Listing:

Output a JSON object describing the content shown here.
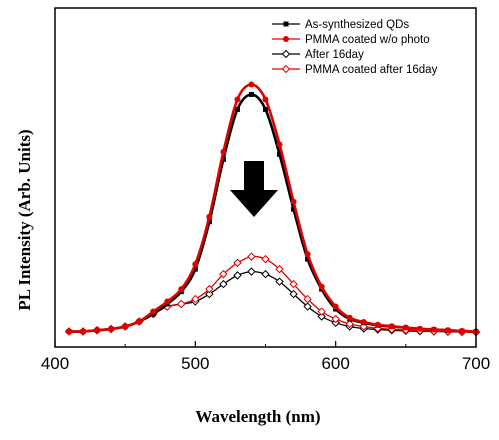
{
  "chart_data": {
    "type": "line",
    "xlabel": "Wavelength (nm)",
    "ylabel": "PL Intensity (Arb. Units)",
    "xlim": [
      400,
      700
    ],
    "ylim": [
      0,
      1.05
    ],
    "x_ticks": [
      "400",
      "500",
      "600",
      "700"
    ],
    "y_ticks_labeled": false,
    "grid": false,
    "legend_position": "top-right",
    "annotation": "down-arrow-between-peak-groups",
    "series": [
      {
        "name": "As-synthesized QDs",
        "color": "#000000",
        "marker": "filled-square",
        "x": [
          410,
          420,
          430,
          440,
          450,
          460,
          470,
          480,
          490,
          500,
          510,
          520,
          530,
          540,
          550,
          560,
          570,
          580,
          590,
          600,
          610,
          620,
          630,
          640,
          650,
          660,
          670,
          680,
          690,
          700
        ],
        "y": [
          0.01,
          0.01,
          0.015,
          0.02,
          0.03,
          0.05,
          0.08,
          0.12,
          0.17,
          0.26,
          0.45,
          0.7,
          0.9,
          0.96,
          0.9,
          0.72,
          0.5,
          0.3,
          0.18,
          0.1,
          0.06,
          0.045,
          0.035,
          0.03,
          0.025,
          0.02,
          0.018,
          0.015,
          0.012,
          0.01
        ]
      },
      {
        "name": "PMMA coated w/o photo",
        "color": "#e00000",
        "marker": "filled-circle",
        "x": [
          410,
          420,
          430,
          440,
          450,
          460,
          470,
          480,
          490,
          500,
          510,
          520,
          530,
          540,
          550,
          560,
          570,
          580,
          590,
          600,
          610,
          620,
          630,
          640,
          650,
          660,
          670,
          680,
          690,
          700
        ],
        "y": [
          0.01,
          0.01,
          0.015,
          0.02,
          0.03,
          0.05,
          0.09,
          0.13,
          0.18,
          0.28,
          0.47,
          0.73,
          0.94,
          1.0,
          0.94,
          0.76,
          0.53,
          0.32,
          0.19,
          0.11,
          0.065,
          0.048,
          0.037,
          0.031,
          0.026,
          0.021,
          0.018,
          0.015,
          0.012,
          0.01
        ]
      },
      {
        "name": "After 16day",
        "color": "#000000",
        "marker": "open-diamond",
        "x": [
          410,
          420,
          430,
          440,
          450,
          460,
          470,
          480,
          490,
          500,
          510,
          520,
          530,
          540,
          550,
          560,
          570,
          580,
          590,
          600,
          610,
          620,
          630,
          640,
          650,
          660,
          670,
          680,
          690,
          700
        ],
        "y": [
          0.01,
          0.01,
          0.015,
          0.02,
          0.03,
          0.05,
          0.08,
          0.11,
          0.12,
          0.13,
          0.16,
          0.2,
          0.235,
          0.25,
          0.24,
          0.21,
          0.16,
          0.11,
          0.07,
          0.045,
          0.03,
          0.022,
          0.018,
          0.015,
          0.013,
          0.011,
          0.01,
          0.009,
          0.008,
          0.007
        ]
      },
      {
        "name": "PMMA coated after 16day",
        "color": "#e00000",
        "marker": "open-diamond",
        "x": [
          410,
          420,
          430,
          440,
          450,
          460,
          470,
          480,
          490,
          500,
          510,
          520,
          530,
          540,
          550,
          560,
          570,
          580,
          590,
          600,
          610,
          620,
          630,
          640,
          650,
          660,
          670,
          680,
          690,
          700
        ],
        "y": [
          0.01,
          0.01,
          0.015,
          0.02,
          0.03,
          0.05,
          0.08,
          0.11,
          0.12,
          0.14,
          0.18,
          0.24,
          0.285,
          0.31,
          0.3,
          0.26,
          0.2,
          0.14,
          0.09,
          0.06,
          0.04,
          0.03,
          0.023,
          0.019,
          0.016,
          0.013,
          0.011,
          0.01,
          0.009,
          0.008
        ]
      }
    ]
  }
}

Instruction: Find each line holding "marker". Copy it out.

Result of this exercise:
        "marker": "filled-square",
        "marker": "filled-circle",
        "marker": "open-diamond",
        "marker": "open-diamond",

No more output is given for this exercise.